Extracted records
— Begin —
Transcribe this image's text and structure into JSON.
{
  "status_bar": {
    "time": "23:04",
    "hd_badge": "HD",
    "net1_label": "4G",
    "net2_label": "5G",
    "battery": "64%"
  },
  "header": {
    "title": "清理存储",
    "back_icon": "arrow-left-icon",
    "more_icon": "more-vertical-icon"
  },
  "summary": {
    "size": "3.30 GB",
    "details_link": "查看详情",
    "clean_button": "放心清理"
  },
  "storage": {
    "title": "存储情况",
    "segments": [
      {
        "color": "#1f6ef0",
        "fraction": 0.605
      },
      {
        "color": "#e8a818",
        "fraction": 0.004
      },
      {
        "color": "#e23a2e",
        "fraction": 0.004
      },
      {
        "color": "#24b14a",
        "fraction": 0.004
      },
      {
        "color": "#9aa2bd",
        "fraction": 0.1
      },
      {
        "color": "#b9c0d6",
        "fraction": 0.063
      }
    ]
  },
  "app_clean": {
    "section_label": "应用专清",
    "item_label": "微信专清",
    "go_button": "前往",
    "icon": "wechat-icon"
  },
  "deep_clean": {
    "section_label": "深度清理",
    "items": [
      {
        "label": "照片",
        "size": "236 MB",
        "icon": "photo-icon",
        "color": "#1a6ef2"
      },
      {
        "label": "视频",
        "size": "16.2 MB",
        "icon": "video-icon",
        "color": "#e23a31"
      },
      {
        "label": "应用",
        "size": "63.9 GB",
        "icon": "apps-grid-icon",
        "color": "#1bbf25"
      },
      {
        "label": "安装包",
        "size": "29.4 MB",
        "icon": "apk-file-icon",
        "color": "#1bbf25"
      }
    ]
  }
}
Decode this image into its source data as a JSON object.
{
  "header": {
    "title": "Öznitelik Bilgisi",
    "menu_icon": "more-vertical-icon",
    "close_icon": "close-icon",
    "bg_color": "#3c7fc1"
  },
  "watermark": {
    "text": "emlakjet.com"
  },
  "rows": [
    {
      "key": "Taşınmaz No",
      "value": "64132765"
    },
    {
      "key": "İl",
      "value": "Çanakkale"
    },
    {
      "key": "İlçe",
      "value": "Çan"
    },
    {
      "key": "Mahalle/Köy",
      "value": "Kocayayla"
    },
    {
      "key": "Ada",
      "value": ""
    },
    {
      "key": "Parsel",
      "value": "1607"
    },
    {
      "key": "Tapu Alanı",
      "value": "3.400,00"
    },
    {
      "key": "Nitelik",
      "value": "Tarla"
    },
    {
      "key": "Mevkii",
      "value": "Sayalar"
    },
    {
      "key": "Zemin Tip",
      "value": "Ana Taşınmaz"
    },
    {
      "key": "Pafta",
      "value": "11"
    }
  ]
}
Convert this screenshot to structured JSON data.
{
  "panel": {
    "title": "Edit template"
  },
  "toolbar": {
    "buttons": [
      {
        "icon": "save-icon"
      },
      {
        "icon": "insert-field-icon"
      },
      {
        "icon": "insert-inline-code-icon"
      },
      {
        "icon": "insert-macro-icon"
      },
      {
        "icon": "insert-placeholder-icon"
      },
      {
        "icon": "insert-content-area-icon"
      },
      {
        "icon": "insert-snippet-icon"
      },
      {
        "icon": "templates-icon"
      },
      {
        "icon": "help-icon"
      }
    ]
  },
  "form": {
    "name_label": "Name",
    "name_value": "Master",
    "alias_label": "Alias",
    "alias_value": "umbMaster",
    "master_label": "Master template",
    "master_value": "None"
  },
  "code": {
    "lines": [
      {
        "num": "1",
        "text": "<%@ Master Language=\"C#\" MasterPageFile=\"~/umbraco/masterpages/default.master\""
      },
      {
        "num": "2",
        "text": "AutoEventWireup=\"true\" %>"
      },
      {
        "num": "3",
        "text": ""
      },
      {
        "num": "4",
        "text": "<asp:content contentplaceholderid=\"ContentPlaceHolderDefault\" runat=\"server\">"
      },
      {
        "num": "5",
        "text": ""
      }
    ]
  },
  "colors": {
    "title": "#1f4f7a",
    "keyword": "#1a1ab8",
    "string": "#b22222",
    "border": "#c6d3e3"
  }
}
— End —
**What the task asks:** Copy out each line exactly as written.

**Exercise output:**
Transcribe this image's text and structure into JSON.
{
  "status_bar": {
    "time": "23:04",
    "hd_badge": "HD",
    "net1_label": "4G",
    "net2_label": "5G",
    "battery": "64%"
  },
  "header": {
    "title": "清理存储",
    "back_icon": "arrow-left-icon",
    "more_icon": "more-vertical-icon"
  },
  "summary": {
    "size": "3.30 GB",
    "details_link": "查看详情",
    "clean_button": "放心清理"
  },
  "storage": {
    "title": "存储情况",
    "segments": [
      {
        "color": "#1f6ef0",
        "fraction": 0.605
      },
      {
        "color": "#e8a818",
        "fraction": 0.004
      },
      {
        "color": "#e23a2e",
        "fraction": 0.004
      },
      {
        "color": "#24b14a",
        "fraction": 0.004
      },
      {
        "color": "#9aa2bd",
        "fraction": 0.1
      },
      {
        "color": "#b9c0d6",
        "fraction": 0.063
      }
    ]
  },
  "app_clean": {
    "section_label": "应用专清",
    "item_label": "微信专清",
    "go_button": "前往",
    "icon": "wechat-icon"
  },
  "deep_clean": {
    "section_label": "深度清理",
    "items": [
      {
        "label": "照片",
        "size": "236 MB",
        "icon": "photo-icon",
        "color": "#1a6ef2"
      },
      {
        "label": "视频",
        "size": "16.2 MB",
        "icon": "video-icon",
        "color": "#e23a31"
      },
      {
        "label": "应用",
        "size": "63.9 GB",
        "icon": "apps-grid-icon",
        "color": "#1bbf25"
      },
      {
        "label": "安装包",
        "size": "29.4 MB",
        "icon": "apk-file-icon",
        "color": "#1bbf25"
      }
    ]
  }
}
Decode this image into its source data as a JSON object.
{
  "header": {
    "title": "Öznitelik Bilgisi",
    "menu_icon": "more-vertical-icon",
    "close_icon": "close-icon",
    "bg_color": "#3c7fc1"
  },
  "watermark": {
    "text": "emlakjet.com"
  },
  "rows": [
    {
      "key": "Taşınmaz No",
      "value": "64132765"
    },
    {
      "key": "İl",
      "value": "Çanakkale"
    },
    {
      "key": "İlçe",
      "value": "Çan"
    },
    {
      "key": "Mahalle/Köy",
      "value": "Kocayayla"
    },
    {
      "key": "Ada",
      "value": ""
    },
    {
      "key": "Parsel",
      "value": "1607"
    },
    {
      "key": "Tapu Alanı",
      "value": "3.400,00"
    },
    {
      "key": "Nitelik",
      "value": "Tarla"
    },
    {
      "key": "Mevkii",
      "value": "Sayalar"
    },
    {
      "key": "Zemin Tip",
      "value": "Ana Taşınmaz"
    },
    {
      "key": "Pafta",
      "value": "11"
    }
  ]
}
Convert this screenshot to structured JSON data.
{
  "panel": {
    "title": "Edit template"
  },
  "toolbar": {
    "buttons": [
      {
        "icon": "save-icon"
      },
      {
        "icon": "insert-field-icon"
      },
      {
        "icon": "insert-inline-code-icon"
      },
      {
        "icon": "insert-macro-icon"
      },
      {
        "icon": "insert-placeholder-icon"
      },
      {
        "icon": "insert-content-area-icon"
      },
      {
        "icon": "insert-snippet-icon"
      },
      {
        "icon": "templates-icon"
      },
      {
        "icon": "help-icon"
      }
    ]
  },
  "form": {
    "name_label": "Name",
    "name_value": "Master",
    "alias_label": "Alias",
    "alias_value": "umbMaster",
    "master_label": "Master template",
    "master_value": "None"
  },
  "code": {
    "lines": [
      {
        "num": "1",
        "text": "<%@ Master Language=\"C#\" MasterPageFile=\"~/umbraco/masterpages/default.master\""
      },
      {
        "num": "2",
        "text": "AutoEventWireup=\"true\" %>"
      },
      {
        "num": "3",
        "text": ""
      },
      {
        "num": "4",
        "text": "<asp:content contentplaceholderid=\"ContentPlaceHolderDefault\" runat=\"server\">"
      },
      {
        "num": "5",
        "text": ""
      }
    ]
  },
  "colors": {
    "title": "#1f4f7a",
    "keyword": "#1a1ab8",
    "string": "#b22222",
    "border": "#c6d3e3"
  }
}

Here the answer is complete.